* Start *

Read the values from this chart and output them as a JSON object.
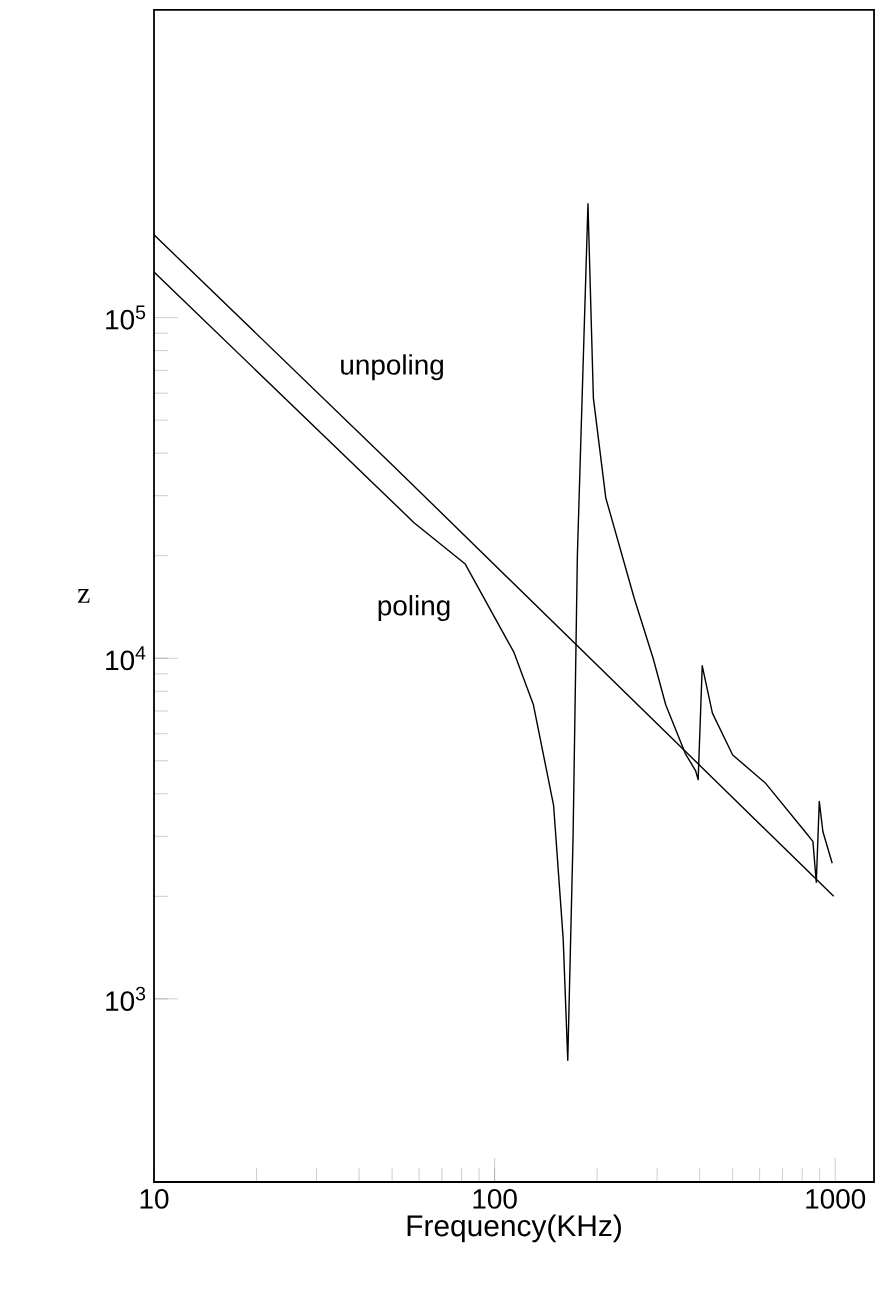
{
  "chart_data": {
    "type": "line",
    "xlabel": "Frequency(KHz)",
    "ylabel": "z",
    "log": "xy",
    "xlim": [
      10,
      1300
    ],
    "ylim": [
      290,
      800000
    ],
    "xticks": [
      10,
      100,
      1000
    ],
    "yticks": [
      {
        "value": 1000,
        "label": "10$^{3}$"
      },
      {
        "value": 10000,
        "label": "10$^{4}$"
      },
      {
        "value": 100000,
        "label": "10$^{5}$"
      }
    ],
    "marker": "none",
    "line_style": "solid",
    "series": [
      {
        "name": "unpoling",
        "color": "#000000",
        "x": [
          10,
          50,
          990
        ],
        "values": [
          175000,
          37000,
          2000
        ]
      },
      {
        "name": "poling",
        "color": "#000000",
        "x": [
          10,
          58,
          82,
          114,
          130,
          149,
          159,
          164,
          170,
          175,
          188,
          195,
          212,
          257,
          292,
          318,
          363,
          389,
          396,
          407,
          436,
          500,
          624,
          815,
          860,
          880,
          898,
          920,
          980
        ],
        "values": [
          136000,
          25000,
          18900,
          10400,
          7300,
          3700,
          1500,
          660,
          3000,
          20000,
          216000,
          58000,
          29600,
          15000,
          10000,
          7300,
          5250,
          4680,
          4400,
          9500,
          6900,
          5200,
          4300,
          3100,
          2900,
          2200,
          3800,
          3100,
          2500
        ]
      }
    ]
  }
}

* End *
* Start *

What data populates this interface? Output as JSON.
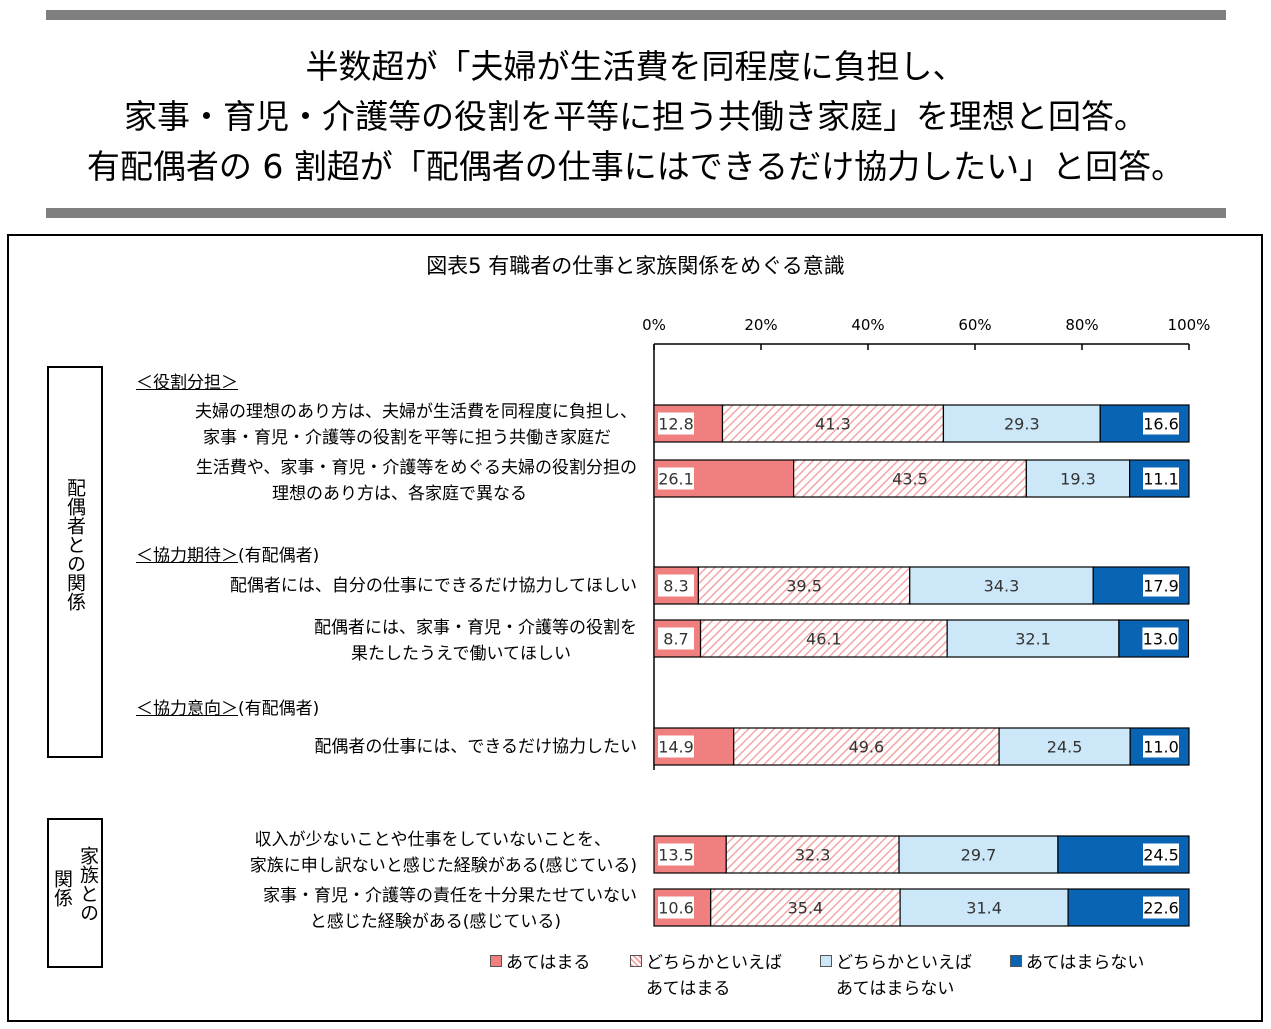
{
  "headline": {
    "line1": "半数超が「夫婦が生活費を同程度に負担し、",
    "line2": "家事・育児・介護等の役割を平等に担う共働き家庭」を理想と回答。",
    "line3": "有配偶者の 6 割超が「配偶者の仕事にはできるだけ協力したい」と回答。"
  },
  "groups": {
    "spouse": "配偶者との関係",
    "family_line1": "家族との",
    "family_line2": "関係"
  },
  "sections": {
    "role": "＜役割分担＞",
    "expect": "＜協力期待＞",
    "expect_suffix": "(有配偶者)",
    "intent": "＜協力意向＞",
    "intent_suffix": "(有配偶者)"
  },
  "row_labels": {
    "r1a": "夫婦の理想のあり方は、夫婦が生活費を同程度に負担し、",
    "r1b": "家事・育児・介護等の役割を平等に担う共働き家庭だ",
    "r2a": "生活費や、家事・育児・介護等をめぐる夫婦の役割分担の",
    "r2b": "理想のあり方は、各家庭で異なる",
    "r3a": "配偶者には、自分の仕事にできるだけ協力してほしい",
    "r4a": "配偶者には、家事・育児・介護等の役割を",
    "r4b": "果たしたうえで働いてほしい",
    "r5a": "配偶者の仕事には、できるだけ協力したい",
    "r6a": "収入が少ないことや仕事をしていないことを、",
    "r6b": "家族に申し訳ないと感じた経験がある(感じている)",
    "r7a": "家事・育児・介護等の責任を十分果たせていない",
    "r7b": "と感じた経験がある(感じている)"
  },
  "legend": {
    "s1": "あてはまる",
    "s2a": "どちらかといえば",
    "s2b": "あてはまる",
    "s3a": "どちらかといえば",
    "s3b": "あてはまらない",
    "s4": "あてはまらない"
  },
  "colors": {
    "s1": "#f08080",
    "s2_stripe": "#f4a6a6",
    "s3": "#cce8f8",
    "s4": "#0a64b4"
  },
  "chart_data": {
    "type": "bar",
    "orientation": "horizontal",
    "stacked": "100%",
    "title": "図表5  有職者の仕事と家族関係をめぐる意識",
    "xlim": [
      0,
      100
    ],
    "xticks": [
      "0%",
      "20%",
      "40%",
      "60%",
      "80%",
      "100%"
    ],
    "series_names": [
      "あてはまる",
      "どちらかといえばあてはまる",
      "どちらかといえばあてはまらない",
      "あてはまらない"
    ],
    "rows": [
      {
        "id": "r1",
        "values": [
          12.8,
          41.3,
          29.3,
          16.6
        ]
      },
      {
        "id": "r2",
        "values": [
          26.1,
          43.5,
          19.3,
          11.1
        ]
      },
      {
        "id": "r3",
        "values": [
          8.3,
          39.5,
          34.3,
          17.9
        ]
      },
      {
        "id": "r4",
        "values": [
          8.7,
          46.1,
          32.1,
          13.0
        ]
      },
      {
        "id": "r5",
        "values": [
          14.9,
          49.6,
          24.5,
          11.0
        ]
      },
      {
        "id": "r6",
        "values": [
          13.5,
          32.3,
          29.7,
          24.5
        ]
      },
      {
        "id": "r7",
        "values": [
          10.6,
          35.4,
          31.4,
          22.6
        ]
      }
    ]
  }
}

* End *

* [TASK DETAILS] Copy each line holding the word "this" from the listing above.

* [TASK RESULT]
Read the values from this chart and output them as a JSON object.
What data populates this interface? Output as JSON.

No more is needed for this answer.